* [出題 a] インタビュー記事のうち、「橋本氏:はい、昨年も取材くだ」で始まり「りがたいです。早速伺わせていただきます。」で終わる部分を、一字一句違えずに書き写してください。

* [提示された抜粋]
============

橋本氏:はい、昨年も取材くださいましたよね。あれは確か日光でしたね、TAOYAの。
盛島:そうです。TAOYA日光霧降で内覧会と橋本様へのインタビューでお世話になりました。あの記事は公開と同時に大きな反響をいただき、おかげさまでロングヒットしています。特に大江戸温泉物語と湯快リゾートの経営統合発表がなされた4月以降は、その後の展開に注目が集まっているのが多いに読み取れました。TABITOとしても本日のインタビュー機会を待ちわびておりました。
橋本氏:そうですか。ありがとうございます。
盛島:今回は、両社長からお話を伺えるとのことで大変ありがたいです。早速伺わせていただきます。
旅行業界内でも今回のブランド統合が『インバンドへの対応強化』であるという認識が強かったと思うのですが、どうやらふたを開けてみれば、真逆の理由だったようですね。

============

* [課題用データ]
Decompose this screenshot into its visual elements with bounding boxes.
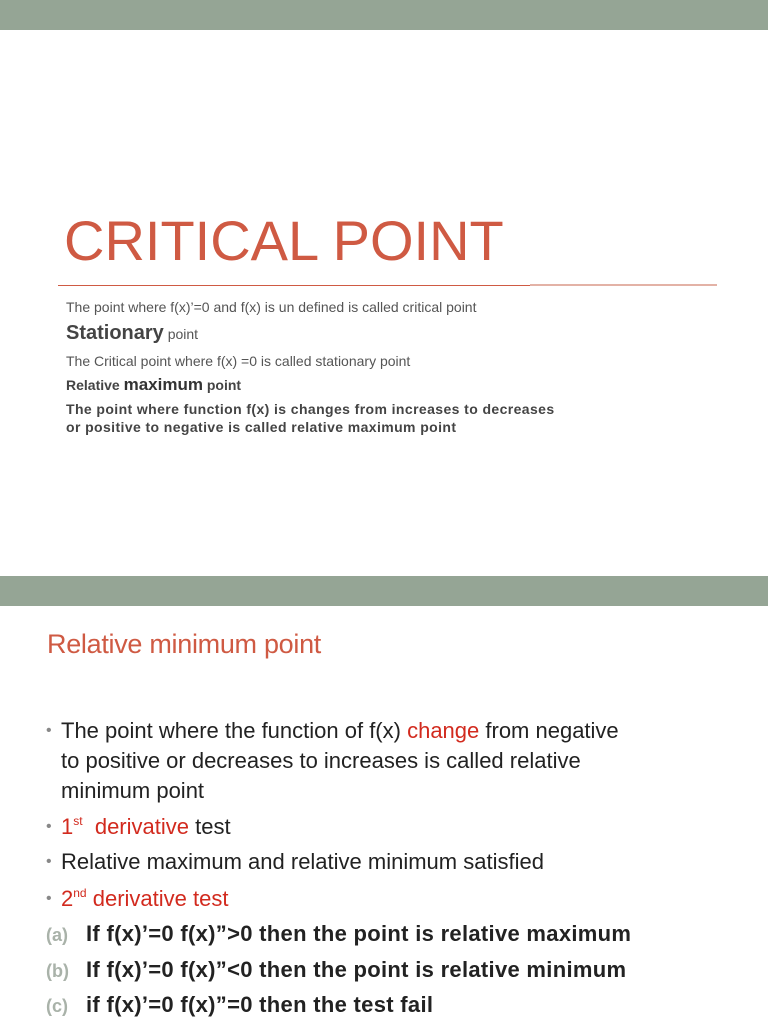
test-item-b <box>46 957 626 983</box>
stationary-heading-suffix: point <box>163 326 199 342</box>
bullet-icon: • <box>46 890 52 907</box>
bullet-1-line-2: to positive or decreases to increases is called relative <box>61 748 581 773</box>
relative-maximum-heading <box>66 375 241 395</box>
bullet-4-highlight: derivative test <box>86 886 229 911</box>
test-item-c-label: (c) <box>46 996 68 1016</box>
test-item-c <box>46 992 433 1018</box>
slide1-header-bar <box>0 0 768 30</box>
relative-maximum-suffix: point <box>202 377 242 393</box>
bullet-item-3 <box>46 847 544 877</box>
test-item-b-label: (b) <box>46 961 69 981</box>
bullet-3-text: Relative maximum and relative minimum satisfied <box>61 849 544 874</box>
test-item-a-label: (a) <box>46 925 68 945</box>
bullet-2-number: 1 <box>61 814 74 839</box>
bullet-icon: • <box>46 722 52 739</box>
relative-maximum-main: maximum <box>123 375 203 394</box>
bullet-1-text-b: from negative <box>479 718 619 743</box>
bullet-item-2 <box>46 812 231 842</box>
bullet-icon: • <box>46 818 52 835</box>
test-item-b-text: If f(x)’=0 f(x)”<0 then the point is relative minimum <box>86 957 627 982</box>
bullet-2-ordinal: st <box>73 814 83 828</box>
bullet-2-highlight: derivative <box>94 814 189 839</box>
bullet-1-highlight: change <box>407 718 480 743</box>
bullet-item-4 <box>46 884 228 914</box>
slide2-title: Relative minimum point <box>47 629 321 659</box>
stationary-heading-main: Stationary <box>66 322 164 344</box>
slide1-title: CRITICAL POINT <box>64 209 504 272</box>
stationary-point-definition: The Critical point where f(x) =0 is called stationary point <box>66 353 411 369</box>
relative-maximum-definition-line1: The point where function f(x) is changes from increases to decreases <box>66 401 555 417</box>
critical-point-definition: The point where f(x)’=0 and f(x) is un defined is called critical point <box>66 299 477 315</box>
bullet-icon: • <box>46 853 52 870</box>
title-underline-accent <box>530 284 717 286</box>
stationary-heading <box>66 322 198 345</box>
bullet-item-1 <box>46 716 619 746</box>
relative-maximum-definition-line2: or positive to negative is called relative maximum point <box>66 419 457 435</box>
bullet-1-text-a: The point where the function of f(x) <box>61 718 408 743</box>
test-item-a-text: If f(x)’=0 f(x)”>0 then the point is relative maximum <box>86 921 632 946</box>
bullet-4-ordinal: nd <box>73 886 87 900</box>
relative-maximum-prefix: Relative <box>66 377 124 393</box>
bullet-4-number: 2 <box>61 886 74 911</box>
bullet-2-rest: test <box>188 814 231 839</box>
bullet-1-line-3: minimum point <box>61 778 205 803</box>
test-item-c-text: if f(x)’=0 f(x)”=0 then the test fail <box>86 992 434 1017</box>
slide2-header-bar <box>0 576 768 606</box>
test-item-a <box>46 921 631 947</box>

============

* [出題 b] レコードのうち、「test-item-b <box>46 957 626 983</box>」を含む行から始まり「test-item-c <box>46 992 433 1018</box>」を含む行で終わる範囲(両端を含む)だけを、「bullet-icon」を「bullet-marker」に置き換えて書き直すこと。ほかの箇所は一切変えない。

* [解答 a]
橋本氏:はい、昨年も取材くださいましたよね。あれは確か日光でしたね、TAOYAの。
盛島:そうです。TAOYA日光霧降で内覧会と橋本様へのインタビューでお世話になりました。あの記事は公開と同時に大きな反響をいただき、おかげさまでロングヒットしています。特に大江戸温泉物語と湯快リゾートの経営統合発表がなされた4月以降は、その後の展開に注目が集まっているのが多いに読み取れました。TABITOとしても本日のインタビュー機会を待ちわびておりました。
橋本氏:そうですか。ありがとうございます。
盛島:今回は、両社長からお話を伺えるとのことで大変ありがたいです。早速伺わせていただきます。

* [解答 b]
test-item-b <box>46 957 626 983</box>
stationary-heading-suffix: point <box>163 326 199 342</box>
bullet-marker: • <box>46 890 52 907</box>
bullet-1-line-2: to positive or decreases to increases is called relative <box>61 748 581 773</box>
relative-maximum-heading <box>66 375 241 395</box>
bullet-4-highlight: derivative test <box>86 886 229 911</box>
test-item-c-label: (c) <box>46 996 68 1016</box>
test-item-c <box>46 992 433 1018</box>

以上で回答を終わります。